REQUIRED TASK - From the entries below, copy every line that holds the word "title".

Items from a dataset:
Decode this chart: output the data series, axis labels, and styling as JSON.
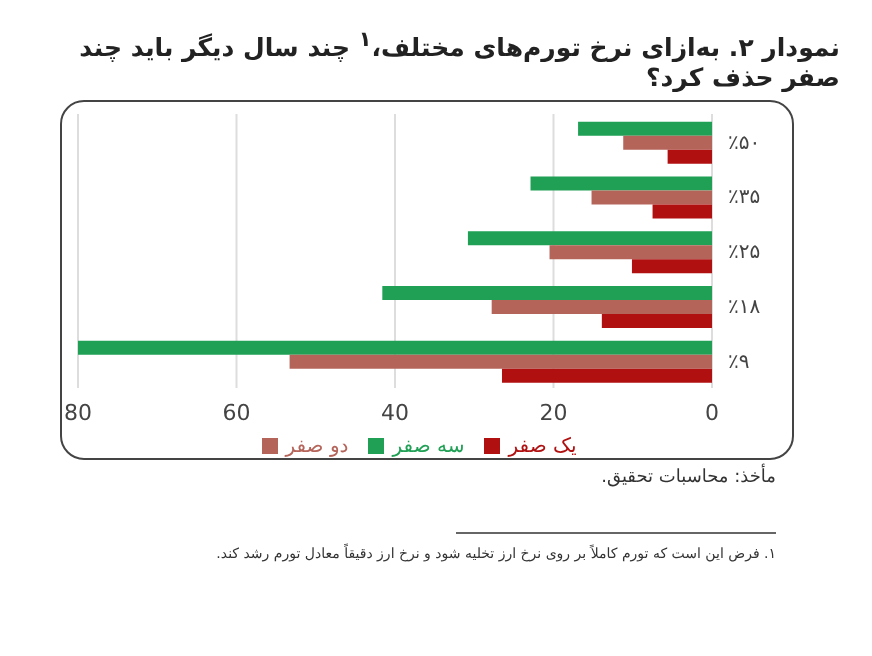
{
  "chart_data": {
    "type": "bar",
    "orientation": "horizontal",
    "title": "نمودار ۲. به‌ازای نرخ تورم‌های مختلف،$^{۱}$ چند سال دیگر باید چند صفر حذف کرد؟",
    "categories": [
      "٪۵۰",
      "٪۳۵",
      "٪۲۵",
      "٪۱۸",
      "٪۹"
    ],
    "series": [
      {
        "name": "سه صفر",
        "color": "#1fa055",
        "values": [
          16.9,
          22.9,
          30.8,
          41.6,
          80
        ]
      },
      {
        "name": "دو صفر",
        "color": "#b5645a",
        "values": [
          11.2,
          15.2,
          20.5,
          27.8,
          53.3
        ]
      },
      {
        "name": "یک صفر",
        "color": "#b01010",
        "values": [
          5.6,
          7.5,
          10.1,
          13.9,
          26.5
        ]
      }
    ],
    "xlim": [
      80,
      0
    ],
    "xticks": [
      80,
      60,
      40,
      20,
      0
    ],
    "grid": "x",
    "legend": "bottom",
    "annotations": [
      "مأخذ: محاسبات تحقیق.",
      "۱. فرض این است که تورم کاملاً بر روی نرخ ارز تخلیه شود و نرخ ارز دقیقاً معادل تورم رشد کند."
    ]
  }
}
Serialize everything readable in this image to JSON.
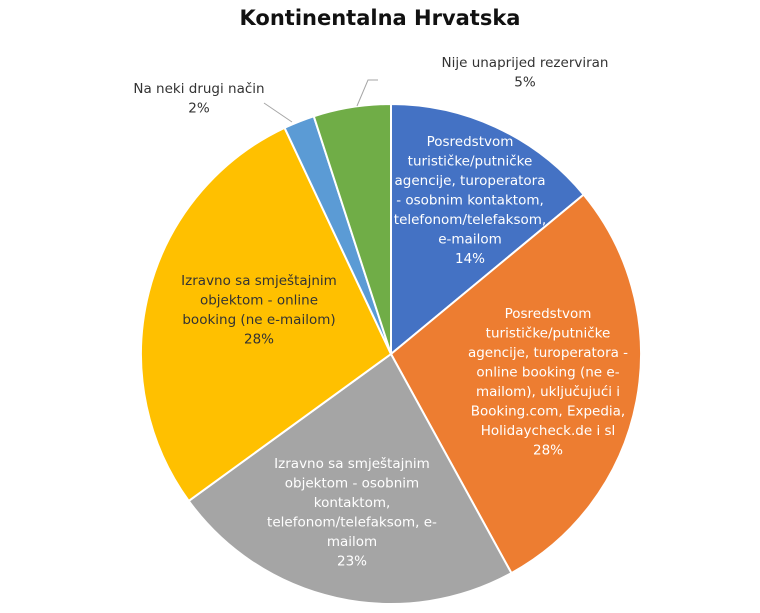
{
  "chart_data": {
    "type": "pie",
    "title": "Kontinentalna Hrvatska",
    "slices": [
      {
        "label": [
          "Posredstvom",
          "turističke/putničke",
          "agencije, turoperatora",
          "- osobnim kontaktom,",
          "telefonom/telefaksom,",
          "e-mailom"
        ],
        "value": 14,
        "value_label": "14%",
        "color": "#4472C4",
        "label_color": "#FFFFFF"
      },
      {
        "label": [
          "Posredstvom",
          "turističke/putničke",
          "agencije, turoperatora -",
          "online booking (ne e-",
          "mailom), uključujući i",
          "Booking.com, Expedia,",
          "Holidaycheck.de i sl"
        ],
        "value": 28,
        "value_label": "28%",
        "color": "#ED7D31",
        "label_color": "#FFFFFF"
      },
      {
        "label": [
          "Izravno sa smještajnim",
          "objektom - osobnim",
          "kontaktom,",
          "telefonom/telefaksom, e-",
          "mailom"
        ],
        "value": 23,
        "value_label": "23%",
        "color": "#A5A5A5",
        "label_color": "#FFFFFF"
      },
      {
        "label": [
          "Izravno sa smještajnim",
          "objektom - online",
          "booking (ne e-mailom)"
        ],
        "value": 28,
        "value_label": "28%",
        "color": "#FFC000",
        "label_color": "#333333"
      },
      {
        "label": [
          "Na neki drugi način"
        ],
        "value": 2,
        "value_label": "2%",
        "color": "#5B9BD5",
        "label_color": "#333333"
      },
      {
        "label": [
          "Nije unaprijed rezerviran"
        ],
        "value": 5,
        "value_label": "5%",
        "color": "#70AD47",
        "label_color": "#333333"
      }
    ]
  }
}
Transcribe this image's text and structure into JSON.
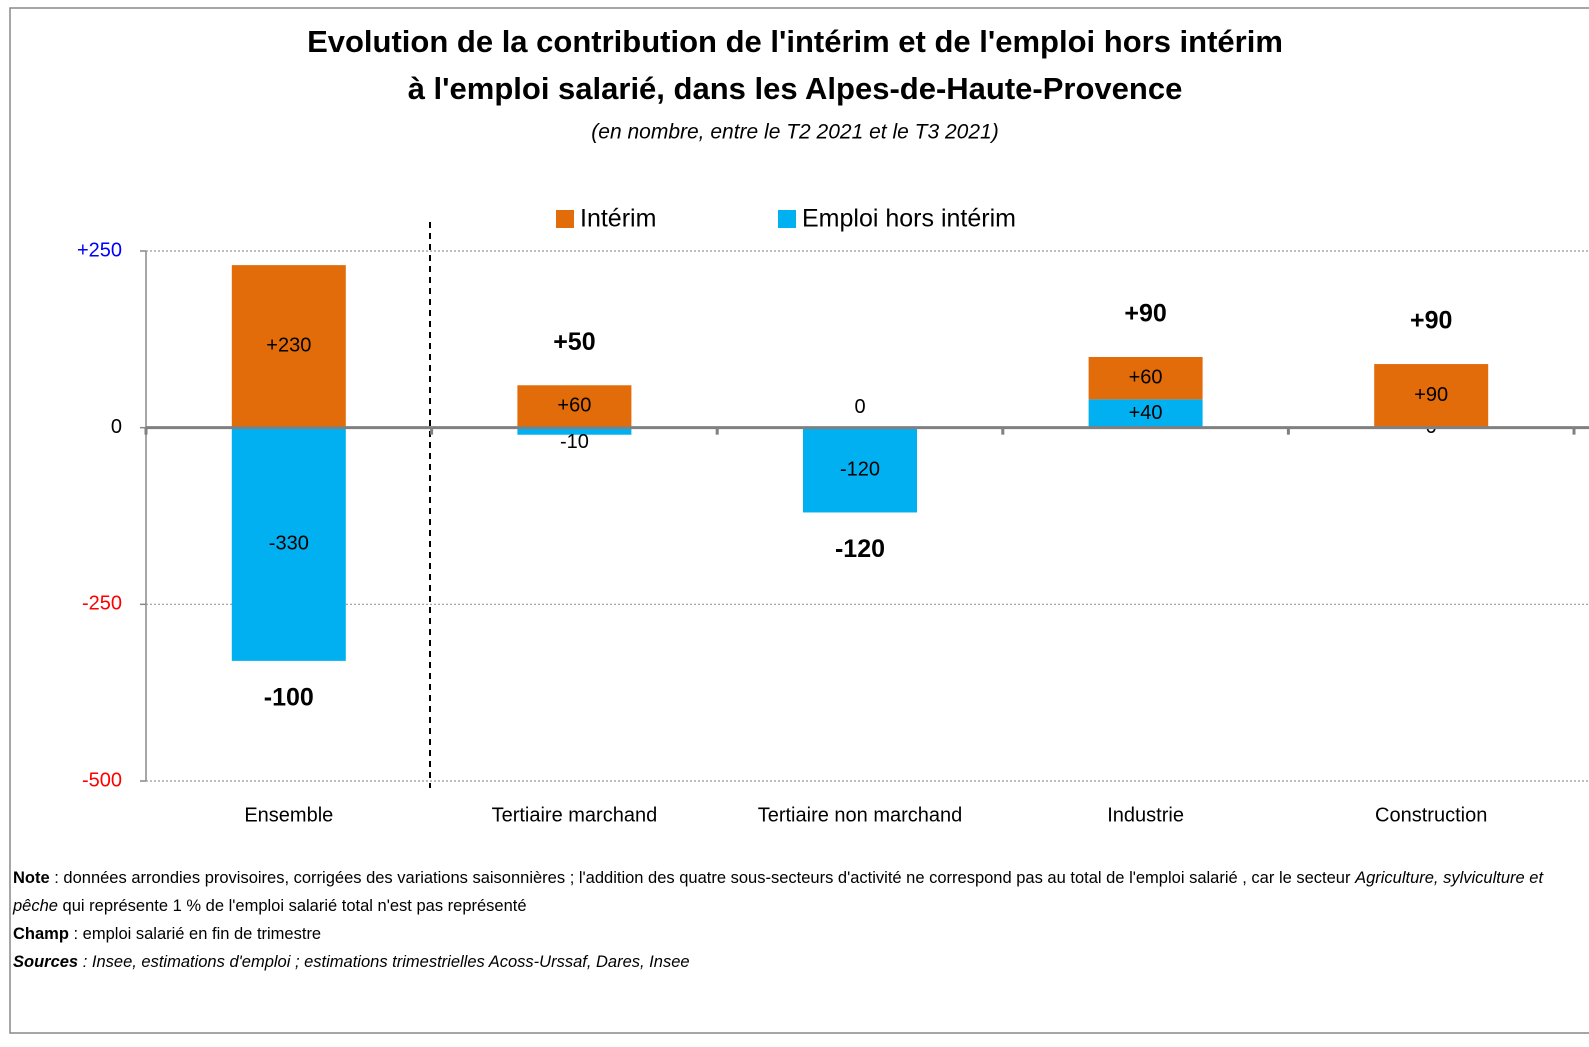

RESULT OF THE EXERCISE -
    "title": "نمودار ۲. به‌ازای نرخ تورم‌های مختلف،$^{۱}$ چند سال دیگر باید چند صفر حذف کرد؟",
    "title": "Kontinentalna Hrvatska",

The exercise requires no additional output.